§ Given request
Filter the data below for the string "Wrote" and copy each matching line.

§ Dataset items
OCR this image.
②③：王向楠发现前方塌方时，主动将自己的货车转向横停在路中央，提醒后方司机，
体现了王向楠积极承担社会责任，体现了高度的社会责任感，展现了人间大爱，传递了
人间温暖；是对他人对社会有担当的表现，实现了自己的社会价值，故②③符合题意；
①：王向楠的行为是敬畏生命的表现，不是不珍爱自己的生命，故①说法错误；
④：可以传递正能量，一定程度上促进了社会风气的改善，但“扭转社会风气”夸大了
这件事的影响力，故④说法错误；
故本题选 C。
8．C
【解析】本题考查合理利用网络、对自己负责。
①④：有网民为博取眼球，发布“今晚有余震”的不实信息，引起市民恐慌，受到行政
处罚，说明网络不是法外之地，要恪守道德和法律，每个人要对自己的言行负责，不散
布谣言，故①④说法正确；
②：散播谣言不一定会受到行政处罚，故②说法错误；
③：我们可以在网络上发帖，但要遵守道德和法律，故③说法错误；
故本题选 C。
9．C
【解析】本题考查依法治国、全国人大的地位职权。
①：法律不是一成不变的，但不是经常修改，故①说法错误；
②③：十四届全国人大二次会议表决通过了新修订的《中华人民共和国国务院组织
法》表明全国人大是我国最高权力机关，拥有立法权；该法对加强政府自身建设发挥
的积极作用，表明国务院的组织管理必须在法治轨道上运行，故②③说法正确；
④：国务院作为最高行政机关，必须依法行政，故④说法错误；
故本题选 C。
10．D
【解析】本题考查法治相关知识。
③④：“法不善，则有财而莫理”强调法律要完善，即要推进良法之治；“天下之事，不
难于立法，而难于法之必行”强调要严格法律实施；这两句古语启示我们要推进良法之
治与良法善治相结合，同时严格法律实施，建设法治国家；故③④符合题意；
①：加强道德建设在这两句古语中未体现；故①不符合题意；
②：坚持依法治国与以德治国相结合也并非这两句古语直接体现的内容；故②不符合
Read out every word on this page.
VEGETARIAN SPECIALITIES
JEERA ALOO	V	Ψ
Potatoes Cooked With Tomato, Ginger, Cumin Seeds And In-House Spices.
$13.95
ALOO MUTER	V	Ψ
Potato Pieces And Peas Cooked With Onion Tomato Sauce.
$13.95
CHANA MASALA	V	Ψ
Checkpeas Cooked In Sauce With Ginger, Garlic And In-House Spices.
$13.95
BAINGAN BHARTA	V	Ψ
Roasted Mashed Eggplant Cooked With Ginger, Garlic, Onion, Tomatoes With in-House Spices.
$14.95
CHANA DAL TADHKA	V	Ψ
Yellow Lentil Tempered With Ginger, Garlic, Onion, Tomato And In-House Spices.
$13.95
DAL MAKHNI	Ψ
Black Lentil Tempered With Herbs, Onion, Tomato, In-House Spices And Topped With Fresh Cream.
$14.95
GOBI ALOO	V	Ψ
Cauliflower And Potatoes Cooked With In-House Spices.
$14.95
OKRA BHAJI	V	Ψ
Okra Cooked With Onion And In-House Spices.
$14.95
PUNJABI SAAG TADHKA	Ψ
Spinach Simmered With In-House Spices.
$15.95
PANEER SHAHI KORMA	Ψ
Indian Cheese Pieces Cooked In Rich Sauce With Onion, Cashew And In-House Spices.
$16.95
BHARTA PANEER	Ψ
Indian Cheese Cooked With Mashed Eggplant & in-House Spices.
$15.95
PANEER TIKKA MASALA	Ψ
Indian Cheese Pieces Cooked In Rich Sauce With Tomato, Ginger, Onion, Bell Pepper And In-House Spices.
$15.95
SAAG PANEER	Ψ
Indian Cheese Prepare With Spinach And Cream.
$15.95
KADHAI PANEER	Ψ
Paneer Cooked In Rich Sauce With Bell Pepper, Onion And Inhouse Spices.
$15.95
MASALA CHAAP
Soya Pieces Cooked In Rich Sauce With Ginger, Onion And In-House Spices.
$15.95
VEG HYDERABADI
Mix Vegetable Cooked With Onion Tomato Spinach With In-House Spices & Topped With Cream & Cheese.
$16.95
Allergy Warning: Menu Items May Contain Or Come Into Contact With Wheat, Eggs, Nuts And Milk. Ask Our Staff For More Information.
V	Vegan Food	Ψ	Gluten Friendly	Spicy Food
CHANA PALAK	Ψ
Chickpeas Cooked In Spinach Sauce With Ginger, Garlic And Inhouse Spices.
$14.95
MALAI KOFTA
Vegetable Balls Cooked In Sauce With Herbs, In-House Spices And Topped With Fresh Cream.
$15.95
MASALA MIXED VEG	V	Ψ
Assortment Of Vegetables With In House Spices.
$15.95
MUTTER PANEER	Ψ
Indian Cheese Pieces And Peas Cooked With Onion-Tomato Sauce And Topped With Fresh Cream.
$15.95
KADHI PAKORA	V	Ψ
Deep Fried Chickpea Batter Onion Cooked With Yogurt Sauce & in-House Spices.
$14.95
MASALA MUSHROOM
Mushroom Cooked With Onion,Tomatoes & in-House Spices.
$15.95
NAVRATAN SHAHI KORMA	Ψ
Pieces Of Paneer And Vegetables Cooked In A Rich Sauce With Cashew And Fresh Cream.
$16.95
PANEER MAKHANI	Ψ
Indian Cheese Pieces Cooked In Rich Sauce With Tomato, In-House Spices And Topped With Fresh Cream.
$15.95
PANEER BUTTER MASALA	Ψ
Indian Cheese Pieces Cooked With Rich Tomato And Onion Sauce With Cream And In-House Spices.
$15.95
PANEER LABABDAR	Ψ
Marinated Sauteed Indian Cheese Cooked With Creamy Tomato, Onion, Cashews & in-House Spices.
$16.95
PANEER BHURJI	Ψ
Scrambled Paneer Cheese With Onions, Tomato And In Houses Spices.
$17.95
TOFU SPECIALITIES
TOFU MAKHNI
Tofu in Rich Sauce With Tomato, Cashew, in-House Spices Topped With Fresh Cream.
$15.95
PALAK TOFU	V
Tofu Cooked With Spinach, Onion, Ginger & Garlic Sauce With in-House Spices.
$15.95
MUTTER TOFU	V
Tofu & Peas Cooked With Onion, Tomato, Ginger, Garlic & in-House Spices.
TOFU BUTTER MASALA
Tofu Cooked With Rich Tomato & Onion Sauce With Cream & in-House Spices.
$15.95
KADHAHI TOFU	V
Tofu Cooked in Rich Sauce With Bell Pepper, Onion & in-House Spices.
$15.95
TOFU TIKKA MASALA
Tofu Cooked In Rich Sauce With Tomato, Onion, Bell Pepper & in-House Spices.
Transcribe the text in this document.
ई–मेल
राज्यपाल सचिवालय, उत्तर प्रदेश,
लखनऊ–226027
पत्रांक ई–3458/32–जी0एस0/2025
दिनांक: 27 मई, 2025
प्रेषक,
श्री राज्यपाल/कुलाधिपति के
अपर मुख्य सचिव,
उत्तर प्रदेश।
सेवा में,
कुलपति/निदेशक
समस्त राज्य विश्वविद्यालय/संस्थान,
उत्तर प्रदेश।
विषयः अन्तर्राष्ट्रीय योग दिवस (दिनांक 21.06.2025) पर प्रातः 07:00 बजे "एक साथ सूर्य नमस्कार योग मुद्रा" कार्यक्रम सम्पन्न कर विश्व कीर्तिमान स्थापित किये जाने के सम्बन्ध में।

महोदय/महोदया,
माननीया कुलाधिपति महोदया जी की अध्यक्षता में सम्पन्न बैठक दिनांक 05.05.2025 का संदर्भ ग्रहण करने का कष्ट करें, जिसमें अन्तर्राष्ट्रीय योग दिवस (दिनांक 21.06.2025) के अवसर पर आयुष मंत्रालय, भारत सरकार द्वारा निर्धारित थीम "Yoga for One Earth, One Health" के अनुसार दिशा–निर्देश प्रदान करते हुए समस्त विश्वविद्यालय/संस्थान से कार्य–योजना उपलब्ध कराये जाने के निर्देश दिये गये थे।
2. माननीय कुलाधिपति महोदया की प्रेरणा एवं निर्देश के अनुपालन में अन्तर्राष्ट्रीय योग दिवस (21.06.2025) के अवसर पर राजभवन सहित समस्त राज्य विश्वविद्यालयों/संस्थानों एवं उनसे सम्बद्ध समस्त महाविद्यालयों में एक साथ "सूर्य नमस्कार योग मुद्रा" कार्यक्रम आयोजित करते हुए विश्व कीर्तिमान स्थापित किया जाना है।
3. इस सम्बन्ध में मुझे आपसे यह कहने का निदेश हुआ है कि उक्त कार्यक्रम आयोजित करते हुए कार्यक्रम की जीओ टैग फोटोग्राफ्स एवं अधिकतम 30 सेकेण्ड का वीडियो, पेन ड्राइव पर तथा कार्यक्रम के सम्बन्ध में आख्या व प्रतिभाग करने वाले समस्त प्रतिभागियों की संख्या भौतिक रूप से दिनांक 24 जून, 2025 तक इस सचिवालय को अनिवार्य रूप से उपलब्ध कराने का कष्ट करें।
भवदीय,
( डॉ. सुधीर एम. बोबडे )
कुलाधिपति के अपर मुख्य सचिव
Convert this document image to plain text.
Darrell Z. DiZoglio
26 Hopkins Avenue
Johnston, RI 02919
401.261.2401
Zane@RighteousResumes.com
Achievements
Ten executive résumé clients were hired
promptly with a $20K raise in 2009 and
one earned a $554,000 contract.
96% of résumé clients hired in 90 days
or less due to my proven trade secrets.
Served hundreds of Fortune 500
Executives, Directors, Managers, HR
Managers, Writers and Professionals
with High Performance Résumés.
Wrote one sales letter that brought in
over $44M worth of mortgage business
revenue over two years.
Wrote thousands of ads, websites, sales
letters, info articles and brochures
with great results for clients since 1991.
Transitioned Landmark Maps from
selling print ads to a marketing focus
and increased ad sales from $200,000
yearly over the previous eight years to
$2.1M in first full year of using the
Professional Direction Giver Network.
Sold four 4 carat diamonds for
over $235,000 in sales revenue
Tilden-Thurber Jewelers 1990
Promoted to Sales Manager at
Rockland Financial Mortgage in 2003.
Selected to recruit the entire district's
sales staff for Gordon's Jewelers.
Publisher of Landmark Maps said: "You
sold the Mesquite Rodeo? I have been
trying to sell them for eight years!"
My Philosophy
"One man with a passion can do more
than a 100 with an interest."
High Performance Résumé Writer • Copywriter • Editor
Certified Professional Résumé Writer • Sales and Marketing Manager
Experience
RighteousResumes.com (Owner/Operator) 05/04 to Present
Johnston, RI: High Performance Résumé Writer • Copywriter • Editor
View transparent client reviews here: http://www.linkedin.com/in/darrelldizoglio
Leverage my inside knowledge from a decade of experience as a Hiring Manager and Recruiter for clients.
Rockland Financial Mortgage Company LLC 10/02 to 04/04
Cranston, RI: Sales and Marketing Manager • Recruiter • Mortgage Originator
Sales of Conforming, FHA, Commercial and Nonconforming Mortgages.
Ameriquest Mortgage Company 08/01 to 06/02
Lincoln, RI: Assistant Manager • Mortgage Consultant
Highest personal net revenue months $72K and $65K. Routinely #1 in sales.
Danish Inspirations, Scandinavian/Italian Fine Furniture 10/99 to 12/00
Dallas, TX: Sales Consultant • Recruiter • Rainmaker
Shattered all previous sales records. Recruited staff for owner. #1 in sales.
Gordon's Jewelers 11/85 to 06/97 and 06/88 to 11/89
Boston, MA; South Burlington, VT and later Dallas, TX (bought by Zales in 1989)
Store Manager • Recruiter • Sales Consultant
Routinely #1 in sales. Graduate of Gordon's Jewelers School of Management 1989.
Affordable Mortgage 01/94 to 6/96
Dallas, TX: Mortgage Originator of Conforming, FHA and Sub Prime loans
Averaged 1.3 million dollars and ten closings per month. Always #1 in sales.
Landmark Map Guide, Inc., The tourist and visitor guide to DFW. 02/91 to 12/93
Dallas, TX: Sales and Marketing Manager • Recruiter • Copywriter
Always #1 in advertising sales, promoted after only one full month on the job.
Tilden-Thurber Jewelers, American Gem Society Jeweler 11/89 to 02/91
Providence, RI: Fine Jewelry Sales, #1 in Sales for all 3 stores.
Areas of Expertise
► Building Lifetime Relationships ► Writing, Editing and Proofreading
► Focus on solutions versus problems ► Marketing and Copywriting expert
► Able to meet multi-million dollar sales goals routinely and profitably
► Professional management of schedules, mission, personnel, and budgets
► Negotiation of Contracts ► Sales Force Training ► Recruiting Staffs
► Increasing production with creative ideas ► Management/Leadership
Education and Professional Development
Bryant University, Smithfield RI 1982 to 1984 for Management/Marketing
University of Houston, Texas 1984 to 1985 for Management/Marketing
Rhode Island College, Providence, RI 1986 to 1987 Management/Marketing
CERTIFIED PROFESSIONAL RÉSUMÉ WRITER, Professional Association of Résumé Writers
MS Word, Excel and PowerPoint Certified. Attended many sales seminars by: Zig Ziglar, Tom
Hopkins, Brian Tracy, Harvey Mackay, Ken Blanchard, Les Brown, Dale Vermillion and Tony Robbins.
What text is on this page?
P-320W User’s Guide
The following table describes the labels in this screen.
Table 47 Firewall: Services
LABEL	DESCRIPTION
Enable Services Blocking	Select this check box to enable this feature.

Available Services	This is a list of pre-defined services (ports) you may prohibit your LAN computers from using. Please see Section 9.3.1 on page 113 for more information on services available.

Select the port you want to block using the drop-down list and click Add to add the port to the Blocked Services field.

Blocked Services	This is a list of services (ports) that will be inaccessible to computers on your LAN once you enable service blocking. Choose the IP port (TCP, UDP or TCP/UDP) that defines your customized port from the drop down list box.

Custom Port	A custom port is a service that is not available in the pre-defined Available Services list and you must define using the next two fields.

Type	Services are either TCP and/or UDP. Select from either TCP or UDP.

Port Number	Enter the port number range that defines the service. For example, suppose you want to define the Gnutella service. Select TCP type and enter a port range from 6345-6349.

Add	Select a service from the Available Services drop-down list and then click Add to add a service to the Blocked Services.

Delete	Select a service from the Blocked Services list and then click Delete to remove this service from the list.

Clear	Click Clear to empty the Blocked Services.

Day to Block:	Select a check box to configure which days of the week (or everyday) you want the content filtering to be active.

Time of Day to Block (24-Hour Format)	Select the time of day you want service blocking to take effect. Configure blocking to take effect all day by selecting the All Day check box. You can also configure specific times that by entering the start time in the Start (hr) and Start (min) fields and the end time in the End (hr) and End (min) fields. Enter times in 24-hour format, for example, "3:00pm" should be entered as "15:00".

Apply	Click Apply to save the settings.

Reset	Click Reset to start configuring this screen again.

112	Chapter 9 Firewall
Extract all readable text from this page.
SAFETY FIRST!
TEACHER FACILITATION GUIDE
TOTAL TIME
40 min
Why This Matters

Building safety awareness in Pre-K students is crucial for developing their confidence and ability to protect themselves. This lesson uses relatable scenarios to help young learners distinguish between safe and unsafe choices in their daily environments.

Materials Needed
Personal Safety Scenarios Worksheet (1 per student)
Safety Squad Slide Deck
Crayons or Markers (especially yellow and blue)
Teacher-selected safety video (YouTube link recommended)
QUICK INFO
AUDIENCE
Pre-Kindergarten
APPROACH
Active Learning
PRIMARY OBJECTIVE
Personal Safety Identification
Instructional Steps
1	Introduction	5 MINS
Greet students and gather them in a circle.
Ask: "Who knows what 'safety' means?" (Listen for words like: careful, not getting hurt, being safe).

§ Expected answer
Wrote one sales letter that brought in
Wrote thousands of ads, websites, sales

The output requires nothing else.